▶

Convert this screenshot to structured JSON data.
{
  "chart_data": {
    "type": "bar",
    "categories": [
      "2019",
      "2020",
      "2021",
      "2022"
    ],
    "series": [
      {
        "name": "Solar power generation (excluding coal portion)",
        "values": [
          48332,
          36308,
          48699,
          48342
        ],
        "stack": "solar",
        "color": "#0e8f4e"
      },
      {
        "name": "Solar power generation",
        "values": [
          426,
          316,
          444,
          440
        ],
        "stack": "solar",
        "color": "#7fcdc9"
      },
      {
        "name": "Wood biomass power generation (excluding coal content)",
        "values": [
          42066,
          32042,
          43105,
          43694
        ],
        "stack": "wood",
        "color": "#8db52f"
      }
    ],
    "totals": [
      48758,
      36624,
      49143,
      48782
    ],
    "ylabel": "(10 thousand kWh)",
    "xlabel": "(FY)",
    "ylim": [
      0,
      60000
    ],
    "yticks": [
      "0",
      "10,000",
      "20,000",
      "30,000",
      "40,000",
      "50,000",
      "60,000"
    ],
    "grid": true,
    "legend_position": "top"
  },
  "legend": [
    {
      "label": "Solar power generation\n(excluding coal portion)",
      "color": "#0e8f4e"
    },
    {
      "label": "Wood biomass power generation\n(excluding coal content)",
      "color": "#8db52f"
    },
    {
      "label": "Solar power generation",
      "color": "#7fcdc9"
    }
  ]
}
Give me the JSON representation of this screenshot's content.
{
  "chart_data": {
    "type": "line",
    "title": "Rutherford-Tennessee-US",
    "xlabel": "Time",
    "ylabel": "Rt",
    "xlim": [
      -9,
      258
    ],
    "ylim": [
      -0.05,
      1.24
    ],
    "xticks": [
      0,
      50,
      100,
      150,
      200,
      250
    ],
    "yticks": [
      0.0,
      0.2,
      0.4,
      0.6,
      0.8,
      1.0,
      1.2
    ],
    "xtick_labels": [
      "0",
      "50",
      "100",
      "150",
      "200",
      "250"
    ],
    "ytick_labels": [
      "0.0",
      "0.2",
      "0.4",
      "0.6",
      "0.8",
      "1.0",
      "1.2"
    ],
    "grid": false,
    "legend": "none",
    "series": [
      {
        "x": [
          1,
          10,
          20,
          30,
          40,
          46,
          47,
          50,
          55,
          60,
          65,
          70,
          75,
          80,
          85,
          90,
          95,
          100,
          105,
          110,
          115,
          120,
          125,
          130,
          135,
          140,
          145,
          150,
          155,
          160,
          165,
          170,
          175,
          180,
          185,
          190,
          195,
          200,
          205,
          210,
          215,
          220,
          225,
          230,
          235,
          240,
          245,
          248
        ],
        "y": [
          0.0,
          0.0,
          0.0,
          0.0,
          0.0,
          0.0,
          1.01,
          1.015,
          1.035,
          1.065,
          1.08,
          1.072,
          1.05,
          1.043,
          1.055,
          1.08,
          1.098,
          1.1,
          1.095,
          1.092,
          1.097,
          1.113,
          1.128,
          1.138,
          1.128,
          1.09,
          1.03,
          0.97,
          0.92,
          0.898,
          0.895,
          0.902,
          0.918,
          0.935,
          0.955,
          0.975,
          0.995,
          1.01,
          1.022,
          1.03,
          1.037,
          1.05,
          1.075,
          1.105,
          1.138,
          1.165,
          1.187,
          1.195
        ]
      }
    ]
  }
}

◀

**Do this:** Take the data above and return it exactly.

**Solution for this problem:**
Convert this screenshot to structured JSON data.
{
  "chart_data": {
    "type": "bar",
    "categories": [
      "2019",
      "2020",
      "2021",
      "2022"
    ],
    "series": [
      {
        "name": "Solar power generation (excluding coal portion)",
        "values": [
          48332,
          36308,
          48699,
          48342
        ],
        "stack": "solar",
        "color": "#0e8f4e"
      },
      {
        "name": "Solar power generation",
        "values": [
          426,
          316,
          444,
          440
        ],
        "stack": "solar",
        "color": "#7fcdc9"
      },
      {
        "name": "Wood biomass power generation (excluding coal content)",
        "values": [
          42066,
          32042,
          43105,
          43694
        ],
        "stack": "wood",
        "color": "#8db52f"
      }
    ],
    "totals": [
      48758,
      36624,
      49143,
      48782
    ],
    "ylabel": "(10 thousand kWh)",
    "xlabel": "(FY)",
    "ylim": [
      0,
      60000
    ],
    "yticks": [
      "0",
      "10,000",
      "20,000",
      "30,000",
      "40,000",
      "50,000",
      "60,000"
    ],
    "grid": true,
    "legend_position": "top"
  },
  "legend": [
    {
      "label": "Solar power generation\n(excluding coal portion)",
      "color": "#0e8f4e"
    },
    {
      "label": "Wood biomass power generation\n(excluding coal content)",
      "color": "#8db52f"
    },
    {
      "label": "Solar power generation",
      "color": "#7fcdc9"
    }
  ]
}
Give me the JSON representation of this screenshot's content.
{
  "chart_data": {
    "type": "line",
    "title": "Rutherford-Tennessee-US",
    "xlabel": "Time",
    "ylabel": "Rt",
    "xlim": [
      -9,
      258
    ],
    "ylim": [
      -0.05,
      1.24
    ],
    "xticks": [
      0,
      50,
      100,
      150,
      200,
      250
    ],
    "yticks": [
      0.0,
      0.2,
      0.4,
      0.6,
      0.8,
      1.0,
      1.2
    ],
    "xtick_labels": [
      "0",
      "50",
      "100",
      "150",
      "200",
      "250"
    ],
    "ytick_labels": [
      "0.0",
      "0.2",
      "0.4",
      "0.6",
      "0.8",
      "1.0",
      "1.2"
    ],
    "grid": false,
    "legend": "none",
    "series": [
      {
        "x": [
          1,
          10,
          20,
          30,
          40,
          46,
          47,
          50,
          55,
          60,
          65,
          70,
          75,
          80,
          85,
          90,
          95,
          100,
          105,
          110,
          115,
          120,
          125,
          130,
          135,
          140,
          145,
          150,
          155,
          160,
          165,
          170,
          175,
          180,
          185,
          190,
          195,
          200,
          205,
          210,
          215,
          220,
          225,
          230,
          235,
          240,
          245,
          248
        ],
        "y": [
          0.0,
          0.0,
          0.0,
          0.0,
          0.0,
          0.0,
          1.01,
          1.015,
          1.035,
          1.065,
          1.08,
          1.072,
          1.05,
          1.043,
          1.055,
          1.08,
          1.098,
          1.1,
          1.095,
          1.092,
          1.097,
          1.113,
          1.128,
          1.138,
          1.128,
          1.09,
          1.03,
          0.97,
          0.92,
          0.898,
          0.895,
          0.902,
          0.918,
          0.935,
          0.955,
          0.975,
          0.995,
          1.01,
          1.022,
          1.03,
          1.037,
          1.05,
          1.075,
          1.105,
          1.138,
          1.165,
          1.187,
          1.195
        ]
      }
    ]
  }
}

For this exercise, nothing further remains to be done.